● **Items from a data source**
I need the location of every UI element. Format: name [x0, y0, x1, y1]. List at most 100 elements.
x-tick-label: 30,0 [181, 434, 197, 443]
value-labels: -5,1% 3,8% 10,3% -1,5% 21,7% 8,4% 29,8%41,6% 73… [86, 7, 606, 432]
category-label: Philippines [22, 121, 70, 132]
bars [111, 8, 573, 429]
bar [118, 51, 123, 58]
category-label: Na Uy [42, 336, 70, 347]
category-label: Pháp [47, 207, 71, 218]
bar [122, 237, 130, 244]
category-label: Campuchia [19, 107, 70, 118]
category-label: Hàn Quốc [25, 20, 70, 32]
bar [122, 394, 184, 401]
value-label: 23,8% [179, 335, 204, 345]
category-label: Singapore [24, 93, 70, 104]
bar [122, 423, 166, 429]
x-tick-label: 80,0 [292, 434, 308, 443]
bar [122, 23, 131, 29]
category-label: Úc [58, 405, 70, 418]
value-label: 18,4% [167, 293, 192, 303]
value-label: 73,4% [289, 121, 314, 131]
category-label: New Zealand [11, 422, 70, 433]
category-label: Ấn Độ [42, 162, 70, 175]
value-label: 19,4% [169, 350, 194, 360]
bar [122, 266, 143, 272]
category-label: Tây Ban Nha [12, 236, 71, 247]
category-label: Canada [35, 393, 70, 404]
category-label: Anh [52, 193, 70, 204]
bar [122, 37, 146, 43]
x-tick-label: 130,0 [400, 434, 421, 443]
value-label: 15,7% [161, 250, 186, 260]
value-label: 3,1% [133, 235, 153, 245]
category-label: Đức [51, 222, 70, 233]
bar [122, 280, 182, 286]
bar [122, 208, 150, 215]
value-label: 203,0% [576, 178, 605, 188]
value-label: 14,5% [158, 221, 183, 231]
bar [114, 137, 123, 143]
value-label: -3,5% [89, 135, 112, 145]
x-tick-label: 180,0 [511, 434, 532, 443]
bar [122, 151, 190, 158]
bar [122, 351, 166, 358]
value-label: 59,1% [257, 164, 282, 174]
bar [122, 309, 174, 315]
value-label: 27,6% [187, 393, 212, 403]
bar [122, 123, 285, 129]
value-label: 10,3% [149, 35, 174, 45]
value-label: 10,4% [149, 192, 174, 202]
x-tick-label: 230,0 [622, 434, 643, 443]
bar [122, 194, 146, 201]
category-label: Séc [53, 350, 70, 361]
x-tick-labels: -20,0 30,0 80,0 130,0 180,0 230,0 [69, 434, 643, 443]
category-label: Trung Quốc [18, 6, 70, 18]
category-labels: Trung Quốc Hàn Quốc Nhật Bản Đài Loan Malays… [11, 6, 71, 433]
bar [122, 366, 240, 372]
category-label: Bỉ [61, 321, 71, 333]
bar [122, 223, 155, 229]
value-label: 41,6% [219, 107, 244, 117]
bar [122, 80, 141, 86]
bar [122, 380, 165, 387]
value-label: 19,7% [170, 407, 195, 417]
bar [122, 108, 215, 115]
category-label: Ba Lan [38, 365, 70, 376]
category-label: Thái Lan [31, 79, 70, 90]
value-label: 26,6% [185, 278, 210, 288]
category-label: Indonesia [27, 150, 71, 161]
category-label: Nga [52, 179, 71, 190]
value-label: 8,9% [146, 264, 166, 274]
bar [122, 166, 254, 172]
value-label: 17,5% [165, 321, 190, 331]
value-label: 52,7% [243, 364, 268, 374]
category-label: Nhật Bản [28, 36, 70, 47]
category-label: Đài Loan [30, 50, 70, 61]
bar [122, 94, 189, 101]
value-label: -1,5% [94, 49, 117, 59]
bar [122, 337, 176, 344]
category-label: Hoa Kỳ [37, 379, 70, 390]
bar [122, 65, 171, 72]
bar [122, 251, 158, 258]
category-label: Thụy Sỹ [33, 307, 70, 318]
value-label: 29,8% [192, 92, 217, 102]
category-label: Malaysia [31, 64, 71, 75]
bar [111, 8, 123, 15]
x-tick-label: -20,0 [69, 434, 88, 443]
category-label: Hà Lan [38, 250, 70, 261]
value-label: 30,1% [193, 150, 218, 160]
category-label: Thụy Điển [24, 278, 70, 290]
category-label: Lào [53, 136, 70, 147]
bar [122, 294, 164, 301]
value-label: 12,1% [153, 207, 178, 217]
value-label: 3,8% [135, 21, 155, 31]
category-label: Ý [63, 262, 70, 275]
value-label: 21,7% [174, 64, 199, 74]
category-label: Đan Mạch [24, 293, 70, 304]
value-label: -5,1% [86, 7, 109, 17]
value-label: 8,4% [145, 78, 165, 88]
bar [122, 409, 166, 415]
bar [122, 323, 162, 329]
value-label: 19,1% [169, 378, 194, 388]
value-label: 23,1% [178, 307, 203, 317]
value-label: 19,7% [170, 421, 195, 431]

● **What you need to do**
Write out every line of the row above without changing a single character.

● **Response**
I need the location of every UI element. Format: name [x0, y0, x1, y1]. List at most 100 elements.
x-tick-label: 30,0 [181, 434, 197, 443]
value-labels: -5,1% 3,8% 10,3% -1,5% 21,7% 8,4% 29,8%41,6% 73… [86, 7, 606, 432]
category-label: Philippines [22, 121, 70, 132]
bars [111, 8, 573, 429]
bar [118, 51, 123, 58]
category-label: Na Uy [42, 336, 70, 347]
category-label: Pháp [47, 207, 71, 218]
bar [122, 237, 130, 244]
category-label: Campuchia [19, 107, 70, 118]
category-label: Hàn Quốc [25, 20, 70, 32]
bar [122, 394, 184, 401]
value-label: 23,8% [179, 335, 204, 345]
category-label: Singapore [24, 93, 70, 104]
bar [122, 423, 166, 429]
x-tick-label: 80,0 [292, 434, 308, 443]
bar [122, 23, 131, 29]
category-label: Úc [58, 405, 70, 418]
value-label: 18,4% [167, 293, 192, 303]
value-label: 73,4% [289, 121, 314, 131]
category-label: New Zealand [11, 422, 70, 433]
category-label: Ấn Độ [42, 162, 70, 175]
value-label: 19,4% [169, 350, 194, 360]
bar [122, 266, 143, 272]
category-label: Tây Ban Nha [12, 236, 71, 247]
category-label: Canada [35, 393, 70, 404]
category-label: Anh [52, 193, 70, 204]
bar [122, 37, 146, 43]
x-tick-label: 130,0 [400, 434, 421, 443]
value-label: 15,7% [161, 250, 186, 260]
value-label: 3,1% [133, 235, 153, 245]
category-label: Đức [51, 222, 70, 233]
bar [122, 280, 182, 286]
bar [122, 208, 150, 215]
value-label: 203,0% [576, 178, 605, 188]
value-label: 14,5% [158, 221, 183, 231]
bar [114, 137, 123, 143]
value-label: -3,5% [89, 135, 112, 145]
x-tick-label: 180,0 [511, 434, 532, 443]
bar [122, 151, 190, 158]
bar [122, 351, 166, 358]
value-label: 59,1% [257, 164, 282, 174]
bar [122, 309, 174, 315]
value-label: 27,6% [187, 393, 212, 403]
bar [122, 123, 285, 129]
value-label: 10,3% [149, 35, 174, 45]
value-label: 10,4% [149, 192, 174, 202]
x-tick-label: 230,0 [622, 434, 643, 443]
bar [122, 194, 146, 201]
category-label: Séc [53, 350, 70, 361]
x-tick-labels: -20,0 30,0 80,0 130,0 180,0 230,0 [69, 434, 643, 443]
category-label: Trung Quốc [18, 6, 70, 18]
category-labels: Trung Quốc Hàn Quốc Nhật Bản Đài Loan Malays… [11, 6, 71, 433]
bar [122, 366, 240, 372]
category-label: Bỉ [61, 321, 71, 333]
bar [122, 223, 155, 229]
value-label: 41,6% [219, 107, 244, 117]
bar [122, 80, 141, 86]
bar [122, 380, 165, 387]
value-label: 19,7% [170, 407, 195, 417]
bar [122, 108, 215, 115]
category-label: Ba Lan [38, 365, 70, 376]
category-label: Thái Lan [31, 79, 70, 90]
value-label: 26,6% [185, 278, 210, 288]
category-label: Indonesia [27, 150, 71, 161]
category-label: Nga [52, 179, 71, 190]
value-label: 8,9% [146, 264, 166, 274]
bar [122, 166, 254, 172]
value-label: 17,5% [165, 321, 190, 331]
value-label: 52,7% [243, 364, 268, 374]
category-label: Nhật Bản [28, 36, 70, 47]
category-label: Đài Loan [30, 50, 70, 61]
bar [122, 94, 189, 101]
value-label: -1,5% [94, 49, 117, 59]
bar [122, 337, 176, 344]
category-label: Hoa Kỳ [37, 379, 70, 390]
bar [122, 65, 171, 72]
bar [122, 251, 158, 258]
category-label: Thụy Sỹ [33, 307, 70, 318]
value-label: 29,8% [192, 92, 217, 102]
category-label: Malaysia [31, 64, 71, 75]
bar [111, 8, 123, 15]
x-tick-label: -20,0 [69, 434, 88, 443]
category-label: Hà Lan [38, 250, 70, 261]
value-label: 30,1% [193, 150, 218, 160]
category-label: Thụy Điển [24, 278, 70, 290]
category-label: Lào [53, 136, 70, 147]
bar [122, 294, 164, 301]
value-label: 12,1% [153, 207, 178, 217]
value-label: 3,8% [135, 21, 155, 31]
category-label: Ý [63, 262, 70, 275]
value-label: 21,7% [174, 64, 199, 74]
category-label: Đan Mạch [24, 293, 70, 304]
value-label: -5,1% [86, 7, 109, 17]
value-label: 8,4% [145, 78, 165, 88]
bar [122, 409, 166, 415]
bar [122, 323, 162, 329]
value-label: 19,1% [169, 378, 194, 388]
value-label: 23,1% [178, 307, 203, 317]
value-label: 19,7% [170, 421, 195, 431]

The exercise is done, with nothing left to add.